Task requirements. Reproduce the lines below verbatim, starting with the line that contains "nav-enter-results[interactable]: ENTER RESULTS" and going on through the line that contains "footer-customer-service: 24/7 CUSTOMER", with both of those lines included.
** start Record list **
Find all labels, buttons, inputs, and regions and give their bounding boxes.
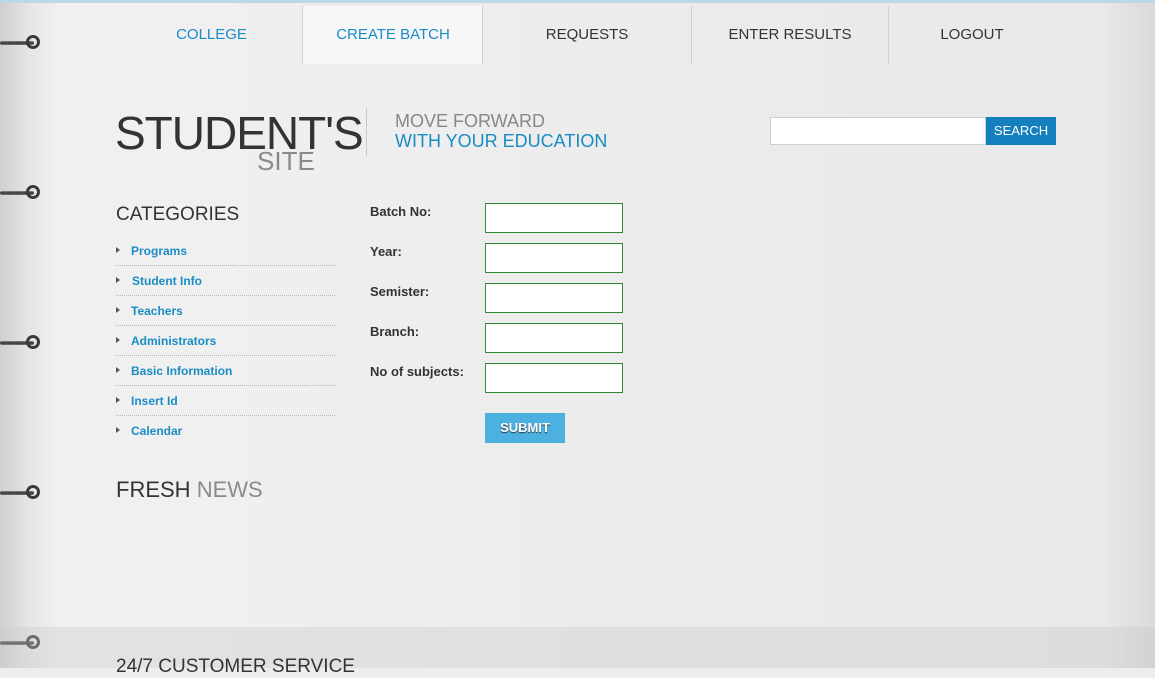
nav-enter-results[interactable]: ENTER RESULTS xyxy=(691,6,888,64)
categories-heading: CATEGORIES xyxy=(116,204,240,225)
search-button[interactable]: SEARCH xyxy=(986,117,1056,145)
nav-logout[interactable]: LOGOUT xyxy=(888,6,1055,64)
logo-divider xyxy=(366,108,367,156)
category-item-administrators[interactable]: Administrators xyxy=(116,326,335,356)
category-item-insert-id[interactable]: Insert Id xyxy=(116,386,335,416)
site-logo-subtitle: SITE xyxy=(257,146,315,176)
spiral-ring-icon xyxy=(0,184,44,202)
arrow-right-icon xyxy=(116,397,120,403)
footer-customer-service: 24/7 CUSTOMER SERVICE xyxy=(116,656,355,677)
year-label: Year: xyxy=(370,244,402,259)
category-item-student-info[interactable]: Student Info xyxy=(116,266,335,296)
nav-requests[interactable]: REQUESTS xyxy=(482,6,691,64)
tagline-line1: MOVE FORWARD xyxy=(395,111,546,131)
branch-label: Branch: xyxy=(370,324,420,339)
fresh-news-heading: FRESH NEWS xyxy=(116,477,263,503)
fresh-news-heading-part2: NEWS xyxy=(196,477,263,502)
batch-no-field[interactable] xyxy=(485,203,623,233)
year-field[interactable] xyxy=(485,243,623,273)
fresh-news-heading-part1: FRESH xyxy=(116,477,191,502)
categories-list: Programs Student Info Teachers Administr… xyxy=(116,236,335,446)
site-logo-title[interactable]: STUDENT'S xyxy=(115,106,364,160)
submit-button[interactable]: SUBMIT xyxy=(485,413,565,443)
category-link[interactable]: Teachers xyxy=(131,304,183,318)
spiral-ring-icon xyxy=(0,484,44,502)
category-link[interactable]: Calendar xyxy=(131,424,182,438)
spiral-ring-icon xyxy=(0,34,44,52)
top-border xyxy=(0,0,1155,3)
category-link[interactable]: Administrators xyxy=(131,334,216,348)
subjects-count-field[interactable] xyxy=(485,363,623,393)
category-link[interactable]: Student Info xyxy=(132,274,202,288)
tagline-line2: WITH YOUR EDUCATION xyxy=(395,131,608,151)
nav-college[interactable]: COLLEGE xyxy=(120,6,303,64)
arrow-right-icon xyxy=(116,307,120,313)
subjects-count-label: No of subjects: xyxy=(370,364,464,379)
category-item-teachers[interactable]: Teachers xyxy=(116,296,335,326)
arrow-right-icon xyxy=(116,277,120,283)
category-link[interactable]: Insert Id xyxy=(131,394,178,408)
category-item-basic-information[interactable]: Basic Information xyxy=(116,356,335,386)
category-link[interactable]: Basic Information xyxy=(131,364,232,378)
category-item-programs[interactable]: Programs xyxy=(116,236,335,266)
semester-field[interactable] xyxy=(485,283,623,313)
arrow-right-icon xyxy=(116,367,120,373)
category-link[interactable]: Programs xyxy=(131,244,187,258)
semester-label: Semister: xyxy=(370,284,430,299)
batch-no-label: Batch No: xyxy=(370,204,432,219)
search-input[interactable] xyxy=(770,117,986,145)
arrow-right-icon xyxy=(116,337,120,343)
spiral-ring-icon xyxy=(0,334,44,352)
nav-create-batch[interactable]: CREATE BATCH xyxy=(302,6,483,64)
category-item-calendar[interactable]: Calendar xyxy=(116,416,335,446)
arrow-right-icon xyxy=(116,247,120,253)
arrow-right-icon xyxy=(116,427,120,433)
branch-field[interactable] xyxy=(485,323,623,353)
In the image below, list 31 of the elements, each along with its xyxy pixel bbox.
** end Record list **
The reply.
nav-enter-results[interactable]: ENTER RESULTS xyxy=(691,6,888,64)
categories-heading: CATEGORIES xyxy=(116,204,240,225)
search-button[interactable]: SEARCH xyxy=(986,117,1056,145)
nav-logout[interactable]: LOGOUT xyxy=(888,6,1055,64)
logo-divider xyxy=(366,108,367,156)
category-item-administrators[interactable]: Administrators xyxy=(116,326,335,356)
category-item-insert-id[interactable]: Insert Id xyxy=(116,386,335,416)
site-logo-subtitle: SITE xyxy=(257,146,315,176)
spiral-ring-icon xyxy=(0,184,44,202)
arrow-right-icon xyxy=(116,397,120,403)
footer-customer-service: 24/7 CUSTOMER SERVICE xyxy=(116,656,355,677)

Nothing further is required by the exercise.